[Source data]
------------
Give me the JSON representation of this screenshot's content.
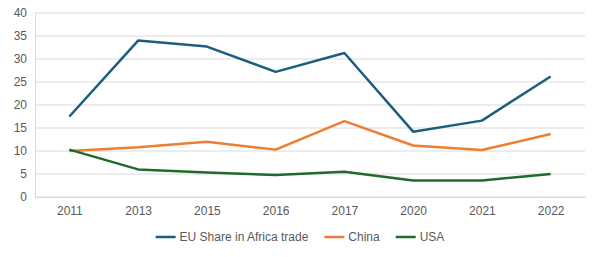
{
  "chart_data": {
    "type": "line",
    "categories": [
      "2011",
      "2013",
      "2015",
      "2016",
      "2017",
      "2020",
      "2021",
      "2022"
    ],
    "series": [
      {
        "name": "EU Share in Africa trade",
        "color": "#1b5e7e",
        "values": [
          17.5,
          34,
          32.7,
          27.2,
          31.3,
          14.2,
          16.6,
          26.2
        ]
      },
      {
        "name": "China",
        "color": "#ed7d31",
        "values": [
          10,
          10.8,
          12,
          10.3,
          16.5,
          11.2,
          10.2,
          13.7
        ]
      },
      {
        "name": "USA",
        "color": "#1f6b2c",
        "values": [
          10.3,
          6,
          5.3,
          4.8,
          5.5,
          3.6,
          3.6,
          5
        ]
      }
    ],
    "ylim": [
      0,
      40
    ],
    "yticks": [
      0,
      5,
      10,
      15,
      20,
      25,
      30,
      35,
      40
    ],
    "grid": true,
    "legend": "bottom"
  }
}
------------
GIVEN INSTRUCTION: Each entry above should be reproduced exactly, with the pictures removed.

THE ANSWER:
Give me the JSON representation of this screenshot's content.
{
  "chart_data": {
    "type": "line",
    "categories": [
      "2011",
      "2013",
      "2015",
      "2016",
      "2017",
      "2020",
      "2021",
      "2022"
    ],
    "series": [
      {
        "name": "EU Share in Africa trade",
        "color": "#1b5e7e",
        "values": [
          17.5,
          34,
          32.7,
          27.2,
          31.3,
          14.2,
          16.6,
          26.2
        ]
      },
      {
        "name": "China",
        "color": "#ed7d31",
        "values": [
          10,
          10.8,
          12,
          10.3,
          16.5,
          11.2,
          10.2,
          13.7
        ]
      },
      {
        "name": "USA",
        "color": "#1f6b2c",
        "values": [
          10.3,
          6,
          5.3,
          4.8,
          5.5,
          3.6,
          3.6,
          5
        ]
      }
    ],
    "ylim": [
      0,
      40
    ],
    "yticks": [
      0,
      5,
      10,
      15,
      20,
      25,
      30,
      35,
      40
    ],
    "grid": true,
    "legend": "bottom"
  }
}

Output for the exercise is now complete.